▶ **Problem details**: Out of the lines below, please list those that hold the string "label".

Excerpts from a figure dataset
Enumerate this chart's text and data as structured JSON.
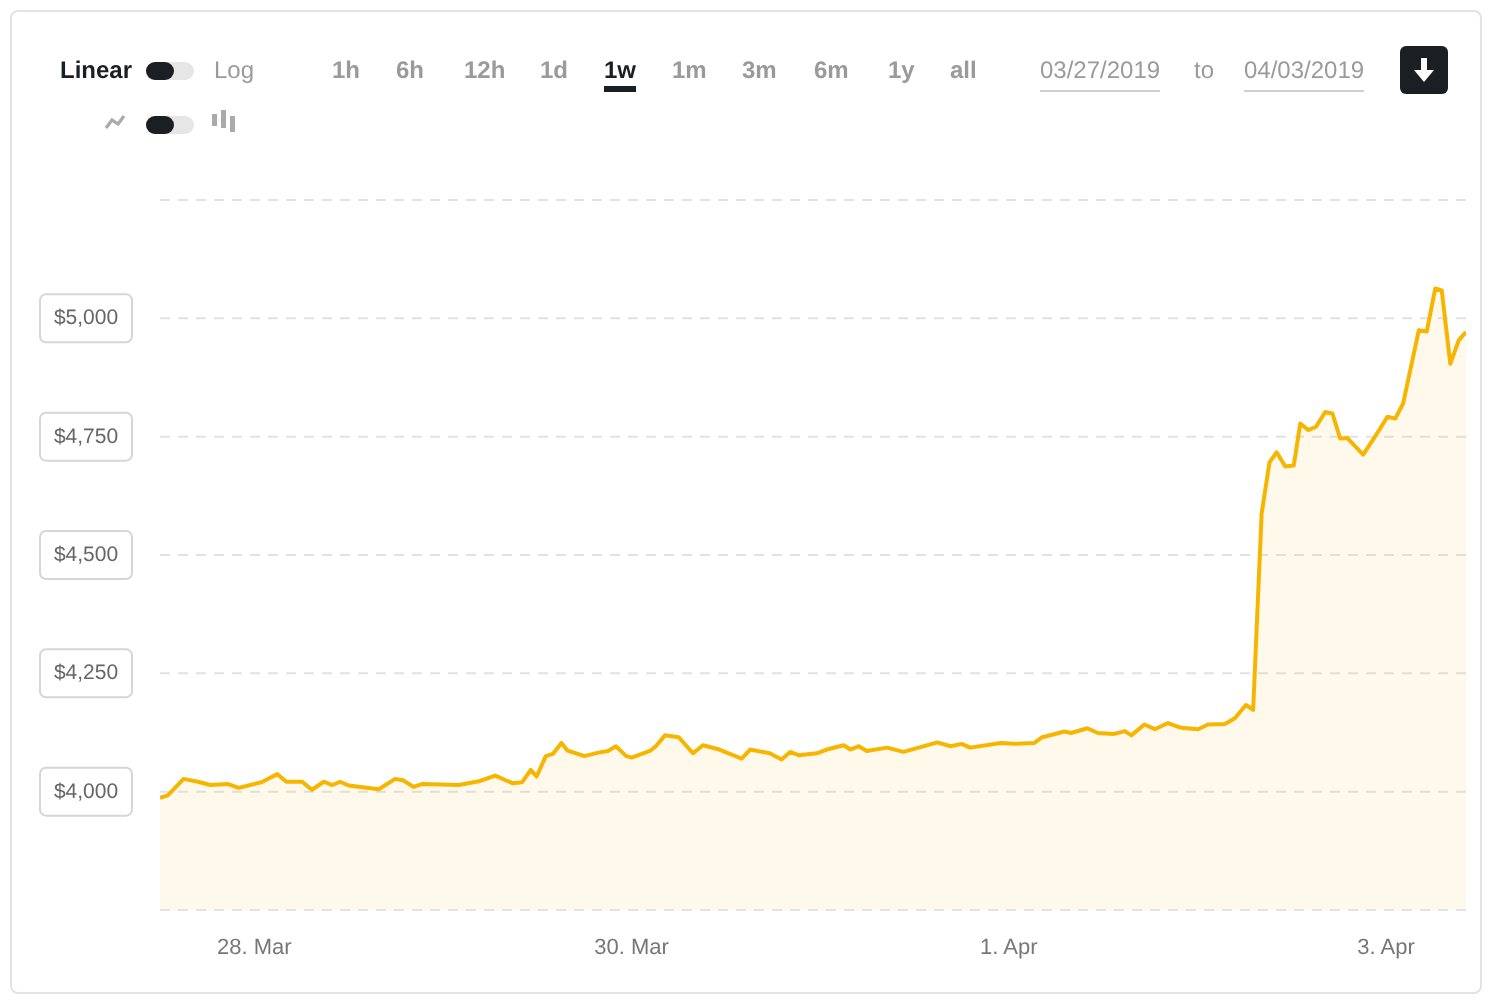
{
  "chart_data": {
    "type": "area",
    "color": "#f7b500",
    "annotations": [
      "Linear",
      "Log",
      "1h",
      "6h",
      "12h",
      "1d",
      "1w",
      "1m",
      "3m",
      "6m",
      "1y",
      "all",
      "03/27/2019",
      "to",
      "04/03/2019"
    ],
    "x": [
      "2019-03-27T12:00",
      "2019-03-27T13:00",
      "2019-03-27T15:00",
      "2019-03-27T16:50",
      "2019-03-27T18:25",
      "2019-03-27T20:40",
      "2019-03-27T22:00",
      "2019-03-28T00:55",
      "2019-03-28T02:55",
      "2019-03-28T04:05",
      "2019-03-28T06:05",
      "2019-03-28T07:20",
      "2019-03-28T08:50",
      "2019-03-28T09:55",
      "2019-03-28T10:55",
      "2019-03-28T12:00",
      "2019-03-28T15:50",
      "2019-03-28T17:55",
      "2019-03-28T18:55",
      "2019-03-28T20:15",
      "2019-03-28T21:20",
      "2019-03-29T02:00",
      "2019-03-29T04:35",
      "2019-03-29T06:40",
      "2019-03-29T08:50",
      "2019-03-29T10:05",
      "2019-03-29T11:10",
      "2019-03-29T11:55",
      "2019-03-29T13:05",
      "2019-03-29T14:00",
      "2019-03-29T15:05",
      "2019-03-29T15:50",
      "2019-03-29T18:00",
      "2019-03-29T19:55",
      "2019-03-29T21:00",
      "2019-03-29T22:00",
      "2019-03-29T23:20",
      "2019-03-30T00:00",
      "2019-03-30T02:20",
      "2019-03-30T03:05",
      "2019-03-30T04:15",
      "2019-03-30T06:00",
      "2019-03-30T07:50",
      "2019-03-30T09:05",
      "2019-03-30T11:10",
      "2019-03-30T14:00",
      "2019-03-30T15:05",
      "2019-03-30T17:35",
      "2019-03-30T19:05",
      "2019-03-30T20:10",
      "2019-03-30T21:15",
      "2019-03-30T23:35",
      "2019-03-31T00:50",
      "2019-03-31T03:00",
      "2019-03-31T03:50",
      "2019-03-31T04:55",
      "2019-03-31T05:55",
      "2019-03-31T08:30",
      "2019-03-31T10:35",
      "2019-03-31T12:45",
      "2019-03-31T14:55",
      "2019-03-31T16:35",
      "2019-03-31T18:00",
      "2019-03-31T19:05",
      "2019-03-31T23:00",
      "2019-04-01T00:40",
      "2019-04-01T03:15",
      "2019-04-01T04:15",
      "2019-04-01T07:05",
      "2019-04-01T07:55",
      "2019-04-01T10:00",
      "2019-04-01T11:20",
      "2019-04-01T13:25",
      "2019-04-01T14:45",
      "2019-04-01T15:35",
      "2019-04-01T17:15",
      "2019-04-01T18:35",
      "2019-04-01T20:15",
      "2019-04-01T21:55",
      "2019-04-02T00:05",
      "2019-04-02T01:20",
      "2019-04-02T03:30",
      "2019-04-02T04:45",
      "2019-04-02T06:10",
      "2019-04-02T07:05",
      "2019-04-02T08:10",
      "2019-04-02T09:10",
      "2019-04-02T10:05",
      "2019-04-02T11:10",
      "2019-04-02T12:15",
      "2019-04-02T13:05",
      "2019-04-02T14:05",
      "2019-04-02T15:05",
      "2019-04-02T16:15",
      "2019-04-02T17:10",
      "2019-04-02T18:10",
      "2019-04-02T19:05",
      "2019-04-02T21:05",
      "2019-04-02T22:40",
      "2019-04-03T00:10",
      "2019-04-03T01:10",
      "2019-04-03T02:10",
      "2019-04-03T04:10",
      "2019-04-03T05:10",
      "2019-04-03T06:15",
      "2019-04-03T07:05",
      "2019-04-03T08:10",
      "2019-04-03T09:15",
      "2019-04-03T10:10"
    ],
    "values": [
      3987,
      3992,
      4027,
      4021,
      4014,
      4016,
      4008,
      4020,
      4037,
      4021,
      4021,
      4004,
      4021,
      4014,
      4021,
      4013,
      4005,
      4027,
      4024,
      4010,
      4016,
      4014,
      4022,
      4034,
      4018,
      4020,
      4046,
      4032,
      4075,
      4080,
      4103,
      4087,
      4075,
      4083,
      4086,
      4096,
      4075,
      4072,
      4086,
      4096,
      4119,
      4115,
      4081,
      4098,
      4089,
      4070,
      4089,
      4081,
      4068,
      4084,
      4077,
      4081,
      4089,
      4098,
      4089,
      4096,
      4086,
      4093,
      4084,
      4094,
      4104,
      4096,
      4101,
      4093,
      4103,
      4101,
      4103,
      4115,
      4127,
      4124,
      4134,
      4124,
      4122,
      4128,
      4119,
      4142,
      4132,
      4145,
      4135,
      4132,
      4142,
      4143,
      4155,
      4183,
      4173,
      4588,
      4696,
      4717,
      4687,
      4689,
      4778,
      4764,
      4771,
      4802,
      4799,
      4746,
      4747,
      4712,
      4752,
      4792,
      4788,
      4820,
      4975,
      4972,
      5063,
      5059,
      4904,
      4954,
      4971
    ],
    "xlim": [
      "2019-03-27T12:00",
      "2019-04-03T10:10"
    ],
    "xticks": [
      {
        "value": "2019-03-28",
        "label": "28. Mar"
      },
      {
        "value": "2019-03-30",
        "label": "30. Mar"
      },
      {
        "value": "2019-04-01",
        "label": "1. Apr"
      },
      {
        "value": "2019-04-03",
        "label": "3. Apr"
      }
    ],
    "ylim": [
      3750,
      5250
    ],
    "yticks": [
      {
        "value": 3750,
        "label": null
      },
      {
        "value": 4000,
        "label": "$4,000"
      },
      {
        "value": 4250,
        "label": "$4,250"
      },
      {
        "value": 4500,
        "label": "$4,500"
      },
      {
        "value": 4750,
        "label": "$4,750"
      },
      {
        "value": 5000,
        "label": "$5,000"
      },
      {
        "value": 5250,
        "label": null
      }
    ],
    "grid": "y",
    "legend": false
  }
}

▶ **Reply to the exercise**:
        "label": "28. Mar"
        "label": "30. Mar"
        "label": "1. Apr"
        "label": "3. Apr"
        "label": null
        "label": "$4,000"
        "label": "$4,250"
        "label": "$4,500"
        "label": "$4,750"
        "label": "$5,000"
        "label": null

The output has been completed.